REQUIRED TASK:
Show, in full, each line of the data that contains "出示学习要求".

>> Begin

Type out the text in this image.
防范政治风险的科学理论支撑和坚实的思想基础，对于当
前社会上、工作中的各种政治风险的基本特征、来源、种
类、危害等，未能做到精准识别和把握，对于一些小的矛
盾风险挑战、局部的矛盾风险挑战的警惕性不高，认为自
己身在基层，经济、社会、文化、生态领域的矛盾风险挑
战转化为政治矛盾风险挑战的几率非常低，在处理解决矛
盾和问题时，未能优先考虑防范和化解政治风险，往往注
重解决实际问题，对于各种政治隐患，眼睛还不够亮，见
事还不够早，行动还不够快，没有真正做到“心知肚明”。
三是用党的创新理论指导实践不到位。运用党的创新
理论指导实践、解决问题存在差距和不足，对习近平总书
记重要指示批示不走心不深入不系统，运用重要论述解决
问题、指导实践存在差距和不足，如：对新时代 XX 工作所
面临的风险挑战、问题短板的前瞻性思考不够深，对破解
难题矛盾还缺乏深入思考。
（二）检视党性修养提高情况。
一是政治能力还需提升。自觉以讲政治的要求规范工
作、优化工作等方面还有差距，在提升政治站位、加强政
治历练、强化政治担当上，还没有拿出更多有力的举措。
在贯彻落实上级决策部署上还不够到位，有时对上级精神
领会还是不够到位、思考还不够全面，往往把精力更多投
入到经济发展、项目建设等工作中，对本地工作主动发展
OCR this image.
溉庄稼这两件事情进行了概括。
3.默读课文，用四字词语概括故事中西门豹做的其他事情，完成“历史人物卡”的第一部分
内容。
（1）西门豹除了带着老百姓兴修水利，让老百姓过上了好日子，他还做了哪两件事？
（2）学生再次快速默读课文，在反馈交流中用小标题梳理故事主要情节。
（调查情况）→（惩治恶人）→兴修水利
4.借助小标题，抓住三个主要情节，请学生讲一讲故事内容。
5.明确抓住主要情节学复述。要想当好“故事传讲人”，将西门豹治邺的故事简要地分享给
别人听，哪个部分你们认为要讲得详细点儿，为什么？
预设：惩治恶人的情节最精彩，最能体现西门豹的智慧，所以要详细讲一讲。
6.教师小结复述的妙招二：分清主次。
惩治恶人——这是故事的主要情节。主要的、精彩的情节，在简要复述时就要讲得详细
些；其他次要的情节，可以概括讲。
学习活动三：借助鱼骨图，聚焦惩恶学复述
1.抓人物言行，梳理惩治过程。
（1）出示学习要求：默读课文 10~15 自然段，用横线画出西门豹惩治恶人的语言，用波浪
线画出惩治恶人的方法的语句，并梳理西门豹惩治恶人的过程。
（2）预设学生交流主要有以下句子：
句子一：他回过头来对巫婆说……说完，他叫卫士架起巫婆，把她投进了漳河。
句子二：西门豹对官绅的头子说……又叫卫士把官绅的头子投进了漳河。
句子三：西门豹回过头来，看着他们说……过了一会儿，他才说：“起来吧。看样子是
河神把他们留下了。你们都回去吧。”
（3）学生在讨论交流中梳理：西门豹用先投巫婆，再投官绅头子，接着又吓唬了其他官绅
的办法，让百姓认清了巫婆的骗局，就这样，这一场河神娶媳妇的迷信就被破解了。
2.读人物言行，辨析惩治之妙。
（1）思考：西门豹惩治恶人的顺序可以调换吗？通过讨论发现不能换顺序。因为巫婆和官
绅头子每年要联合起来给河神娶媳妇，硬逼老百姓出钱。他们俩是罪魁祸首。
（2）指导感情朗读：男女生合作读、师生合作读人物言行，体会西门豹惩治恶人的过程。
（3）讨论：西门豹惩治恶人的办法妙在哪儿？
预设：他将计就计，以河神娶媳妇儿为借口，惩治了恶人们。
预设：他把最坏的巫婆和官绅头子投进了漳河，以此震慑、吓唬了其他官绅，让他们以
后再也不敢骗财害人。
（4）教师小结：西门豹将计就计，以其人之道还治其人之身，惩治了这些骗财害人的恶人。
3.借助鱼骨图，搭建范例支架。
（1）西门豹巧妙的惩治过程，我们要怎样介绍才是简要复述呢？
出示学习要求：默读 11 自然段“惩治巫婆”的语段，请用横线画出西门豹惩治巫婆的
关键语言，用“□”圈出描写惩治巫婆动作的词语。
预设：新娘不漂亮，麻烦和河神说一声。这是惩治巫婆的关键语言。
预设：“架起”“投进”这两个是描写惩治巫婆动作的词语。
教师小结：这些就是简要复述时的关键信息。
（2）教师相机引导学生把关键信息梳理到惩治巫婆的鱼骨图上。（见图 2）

>> End

PROBLEM SOLUTION:
（1）出示学习要求：默读课文 10~15 自然段，用横线画出西门豹惩治恶人的语言，用波浪
出示学习要求：默读 11 自然段“惩治巫婆”的语段，请用横线画出西门豹惩治巫婆的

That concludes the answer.